Written request – Please copy all the lines that follow, word for word.

Dataset excerpts –
________________________

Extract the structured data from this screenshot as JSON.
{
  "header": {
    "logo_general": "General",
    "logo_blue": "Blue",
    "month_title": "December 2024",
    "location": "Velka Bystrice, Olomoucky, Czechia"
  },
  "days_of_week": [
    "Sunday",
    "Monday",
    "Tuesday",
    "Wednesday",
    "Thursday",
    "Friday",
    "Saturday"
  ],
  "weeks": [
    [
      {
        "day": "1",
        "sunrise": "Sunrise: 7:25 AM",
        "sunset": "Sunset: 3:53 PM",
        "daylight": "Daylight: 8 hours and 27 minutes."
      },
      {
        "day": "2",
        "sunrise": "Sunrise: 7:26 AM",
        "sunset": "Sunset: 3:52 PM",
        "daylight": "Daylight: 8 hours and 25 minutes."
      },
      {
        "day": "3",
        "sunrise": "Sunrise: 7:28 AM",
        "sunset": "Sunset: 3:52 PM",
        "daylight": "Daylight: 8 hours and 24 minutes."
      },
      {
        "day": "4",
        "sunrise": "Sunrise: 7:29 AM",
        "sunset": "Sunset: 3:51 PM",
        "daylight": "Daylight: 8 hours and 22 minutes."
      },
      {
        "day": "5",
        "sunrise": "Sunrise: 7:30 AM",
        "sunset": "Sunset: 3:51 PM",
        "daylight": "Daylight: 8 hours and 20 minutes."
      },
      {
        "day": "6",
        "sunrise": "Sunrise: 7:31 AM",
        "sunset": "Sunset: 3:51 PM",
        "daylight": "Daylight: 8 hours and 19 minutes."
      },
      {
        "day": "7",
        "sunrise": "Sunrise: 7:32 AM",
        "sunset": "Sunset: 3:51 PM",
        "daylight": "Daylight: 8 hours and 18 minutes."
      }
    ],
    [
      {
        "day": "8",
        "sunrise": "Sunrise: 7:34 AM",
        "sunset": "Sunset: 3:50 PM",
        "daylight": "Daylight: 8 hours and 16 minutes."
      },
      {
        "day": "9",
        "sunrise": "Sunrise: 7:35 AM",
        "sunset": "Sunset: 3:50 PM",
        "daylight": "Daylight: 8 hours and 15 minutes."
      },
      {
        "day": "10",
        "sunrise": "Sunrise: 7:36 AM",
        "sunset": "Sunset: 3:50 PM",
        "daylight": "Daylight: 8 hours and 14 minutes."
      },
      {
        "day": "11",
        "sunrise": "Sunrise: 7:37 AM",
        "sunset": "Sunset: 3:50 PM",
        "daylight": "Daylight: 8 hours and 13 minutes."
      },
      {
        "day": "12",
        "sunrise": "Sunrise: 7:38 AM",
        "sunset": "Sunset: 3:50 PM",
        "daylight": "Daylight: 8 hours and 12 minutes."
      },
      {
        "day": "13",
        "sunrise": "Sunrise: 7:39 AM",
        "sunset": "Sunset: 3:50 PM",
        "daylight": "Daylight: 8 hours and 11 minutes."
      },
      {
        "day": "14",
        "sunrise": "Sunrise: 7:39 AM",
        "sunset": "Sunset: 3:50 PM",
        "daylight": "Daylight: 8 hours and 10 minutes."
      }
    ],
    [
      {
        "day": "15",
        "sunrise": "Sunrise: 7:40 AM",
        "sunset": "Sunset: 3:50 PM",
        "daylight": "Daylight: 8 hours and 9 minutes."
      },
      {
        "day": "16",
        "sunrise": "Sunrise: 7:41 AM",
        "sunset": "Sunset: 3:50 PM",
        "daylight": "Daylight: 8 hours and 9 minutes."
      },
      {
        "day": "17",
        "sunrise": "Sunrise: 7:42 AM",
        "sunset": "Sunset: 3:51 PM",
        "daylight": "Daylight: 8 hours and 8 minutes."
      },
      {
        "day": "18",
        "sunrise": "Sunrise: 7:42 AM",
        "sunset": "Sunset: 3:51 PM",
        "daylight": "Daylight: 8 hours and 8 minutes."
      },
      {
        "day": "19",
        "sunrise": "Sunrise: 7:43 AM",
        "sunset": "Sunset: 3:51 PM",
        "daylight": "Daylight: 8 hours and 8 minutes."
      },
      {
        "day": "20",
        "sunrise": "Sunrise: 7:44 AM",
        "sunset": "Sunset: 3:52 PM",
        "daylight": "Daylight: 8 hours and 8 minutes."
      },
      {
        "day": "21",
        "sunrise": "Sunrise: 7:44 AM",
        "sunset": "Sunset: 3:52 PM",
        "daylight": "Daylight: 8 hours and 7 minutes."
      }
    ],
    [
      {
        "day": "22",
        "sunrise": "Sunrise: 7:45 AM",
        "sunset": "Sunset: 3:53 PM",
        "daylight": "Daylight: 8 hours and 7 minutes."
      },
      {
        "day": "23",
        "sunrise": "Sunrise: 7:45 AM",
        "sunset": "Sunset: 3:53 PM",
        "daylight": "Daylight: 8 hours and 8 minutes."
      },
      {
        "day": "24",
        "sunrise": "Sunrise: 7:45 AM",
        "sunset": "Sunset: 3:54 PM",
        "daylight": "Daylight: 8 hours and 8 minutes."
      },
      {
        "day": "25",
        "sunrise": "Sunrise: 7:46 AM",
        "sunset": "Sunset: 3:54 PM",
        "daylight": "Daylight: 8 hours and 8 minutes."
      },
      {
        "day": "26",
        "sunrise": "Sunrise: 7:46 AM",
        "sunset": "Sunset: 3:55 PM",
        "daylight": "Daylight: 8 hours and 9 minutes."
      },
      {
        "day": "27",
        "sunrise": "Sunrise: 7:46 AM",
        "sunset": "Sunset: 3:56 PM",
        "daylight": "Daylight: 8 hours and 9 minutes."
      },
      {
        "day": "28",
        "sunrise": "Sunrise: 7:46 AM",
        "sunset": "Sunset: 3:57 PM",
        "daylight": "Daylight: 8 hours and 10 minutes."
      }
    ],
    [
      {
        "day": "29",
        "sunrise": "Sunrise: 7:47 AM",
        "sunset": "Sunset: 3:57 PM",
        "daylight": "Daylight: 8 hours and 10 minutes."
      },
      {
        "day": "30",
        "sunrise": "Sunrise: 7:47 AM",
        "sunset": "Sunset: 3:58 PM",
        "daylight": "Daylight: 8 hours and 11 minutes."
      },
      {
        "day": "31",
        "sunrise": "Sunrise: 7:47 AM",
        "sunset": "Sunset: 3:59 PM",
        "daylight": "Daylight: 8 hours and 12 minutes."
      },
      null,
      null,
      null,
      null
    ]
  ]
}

________________________

Full output –
Extract the structured data from this screenshot as JSON.
{
  "header": {
    "logo_general": "General",
    "logo_blue": "Blue",
    "month_title": "December 2024",
    "location": "Velka Bystrice, Olomoucky, Czechia"
  },
  "days_of_week": [
    "Sunday",
    "Monday",
    "Tuesday",
    "Wednesday",
    "Thursday",
    "Friday",
    "Saturday"
  ],
  "weeks": [
    [
      {
        "day": "1",
        "sunrise": "Sunrise: 7:25 AM",
        "sunset": "Sunset: 3:53 PM",
        "daylight": "Daylight: 8 hours and 27 minutes."
      },
      {
        "day": "2",
        "sunrise": "Sunrise: 7:26 AM",
        "sunset": "Sunset: 3:52 PM",
        "daylight": "Daylight: 8 hours and 25 minutes."
      },
      {
        "day": "3",
        "sunrise": "Sunrise: 7:28 AM",
        "sunset": "Sunset: 3:52 PM",
        "daylight": "Daylight: 8 hours and 24 minutes."
      },
      {
        "day": "4",
        "sunrise": "Sunrise: 7:29 AM",
        "sunset": "Sunset: 3:51 PM",
        "daylight": "Daylight: 8 hours and 22 minutes."
      },
      {
        "day": "5",
        "sunrise": "Sunrise: 7:30 AM",
        "sunset": "Sunset: 3:51 PM",
        "daylight": "Daylight: 8 hours and 20 minutes."
      },
      {
        "day": "6",
        "sunrise": "Sunrise: 7:31 AM",
        "sunset": "Sunset: 3:51 PM",
        "daylight": "Daylight: 8 hours and 19 minutes."
      },
      {
        "day": "7",
        "sunrise": "Sunrise: 7:32 AM",
        "sunset": "Sunset: 3:51 PM",
        "daylight": "Daylight: 8 hours and 18 minutes."
      }
    ],
    [
      {
        "day": "8",
        "sunrise": "Sunrise: 7:34 AM",
        "sunset": "Sunset: 3:50 PM",
        "daylight": "Daylight: 8 hours and 16 minutes."
      },
      {
        "day": "9",
        "sunrise": "Sunrise: 7:35 AM",
        "sunset": "Sunset: 3:50 PM",
        "daylight": "Daylight: 8 hours and 15 minutes."
      },
      {
        "day": "10",
        "sunrise": "Sunrise: 7:36 AM",
        "sunset": "Sunset: 3:50 PM",
        "daylight": "Daylight: 8 hours and 14 minutes."
      },
      {
        "day": "11",
        "sunrise": "Sunrise: 7:37 AM",
        "sunset": "Sunset: 3:50 PM",
        "daylight": "Daylight: 8 hours and 13 minutes."
      },
      {
        "day": "12",
        "sunrise": "Sunrise: 7:38 AM",
        "sunset": "Sunset: 3:50 PM",
        "daylight": "Daylight: 8 hours and 12 minutes."
      },
      {
        "day": "13",
        "sunrise": "Sunrise: 7:39 AM",
        "sunset": "Sunset: 3:50 PM",
        "daylight": "Daylight: 8 hours and 11 minutes."
      },
      {
        "day": "14",
        "sunrise": "Sunrise: 7:39 AM",
        "sunset": "Sunset: 3:50 PM",
        "daylight": "Daylight: 8 hours and 10 minutes."
      }
    ],
    [
      {
        "day": "15",
        "sunrise": "Sunrise: 7:40 AM",
        "sunset": "Sunset: 3:50 PM",
        "daylight": "Daylight: 8 hours and 9 minutes."
      },
      {
        "day": "16",
        "sunrise": "Sunrise: 7:41 AM",
        "sunset": "Sunset: 3:50 PM",
        "daylight": "Daylight: 8 hours and 9 minutes."
      },
      {
        "day": "17",
        "sunrise": "Sunrise: 7:42 AM",
        "sunset": "Sunset: 3:51 PM",
        "daylight": "Daylight: 8 hours and 8 minutes."
      },
      {
        "day": "18",
        "sunrise": "Sunrise: 7:42 AM",
        "sunset": "Sunset: 3:51 PM",
        "daylight": "Daylight: 8 hours and 8 minutes."
      },
      {
        "day": "19",
        "sunrise": "Sunrise: 7:43 AM",
        "sunset": "Sunset: 3:51 PM",
        "daylight": "Daylight: 8 hours and 8 minutes."
      },
      {
        "day": "20",
        "sunrise": "Sunrise: 7:44 AM",
        "sunset": "Sunset: 3:52 PM",
        "daylight": "Daylight: 8 hours and 8 minutes."
      },
      {
        "day": "21",
        "sunrise": "Sunrise: 7:44 AM",
        "sunset": "Sunset: 3:52 PM",
        "daylight": "Daylight: 8 hours and 7 minutes."
      }
    ],
    [
      {
        "day": "22",
        "sunrise": "Sunrise: 7:45 AM",
        "sunset": "Sunset: 3:53 PM",
        "daylight": "Daylight: 8 hours and 7 minutes."
      },
      {
        "day": "23",
        "sunrise": "Sunrise: 7:45 AM",
        "sunset": "Sunset: 3:53 PM",
        "daylight": "Daylight: 8 hours and 8 minutes."
      },
      {
        "day": "24",
        "sunrise": "Sunrise: 7:45 AM",
        "sunset": "Sunset: 3:54 PM",
        "daylight": "Daylight: 8 hours and 8 minutes."
      },
      {
        "day": "25",
        "sunrise": "Sunrise: 7:46 AM",
        "sunset": "Sunset: 3:54 PM",
        "daylight": "Daylight: 8 hours and 8 minutes."
      },
      {
        "day": "26",
        "sunrise": "Sunrise: 7:46 AM",
        "sunset": "Sunset: 3:55 PM",
        "daylight": "Daylight: 8 hours and 9 minutes."
      },
      {
        "day": "27",
        "sunrise": "Sunrise: 7:46 AM",
        "sunset": "Sunset: 3:56 PM",
        "daylight": "Daylight: 8 hours and 9 minutes."
      },
      {
        "day": "28",
        "sunrise": "Sunrise: 7:46 AM",
        "sunset": "Sunset: 3:57 PM",
        "daylight": "Daylight: 8 hours and 10 minutes."
      }
    ],
    [
      {
        "day": "29",
        "sunrise": "Sunrise: 7:47 AM",
        "sunset": "Sunset: 3:57 PM",
        "daylight": "Daylight: 8 hours and 10 minutes."
      },
      {
        "day": "30",
        "sunrise": "Sunrise: 7:47 AM",
        "sunset": "Sunset: 3:58 PM",
        "daylight": "Daylight: 8 hours and 11 minutes."
      },
      {
        "day": "31",
        "sunrise": "Sunrise: 7:47 AM",
        "sunset": "Sunset: 3:59 PM",
        "daylight": "Daylight: 8 hours and 12 minutes."
      },
      null,
      null,
      null,
      null
    ]
  ]
}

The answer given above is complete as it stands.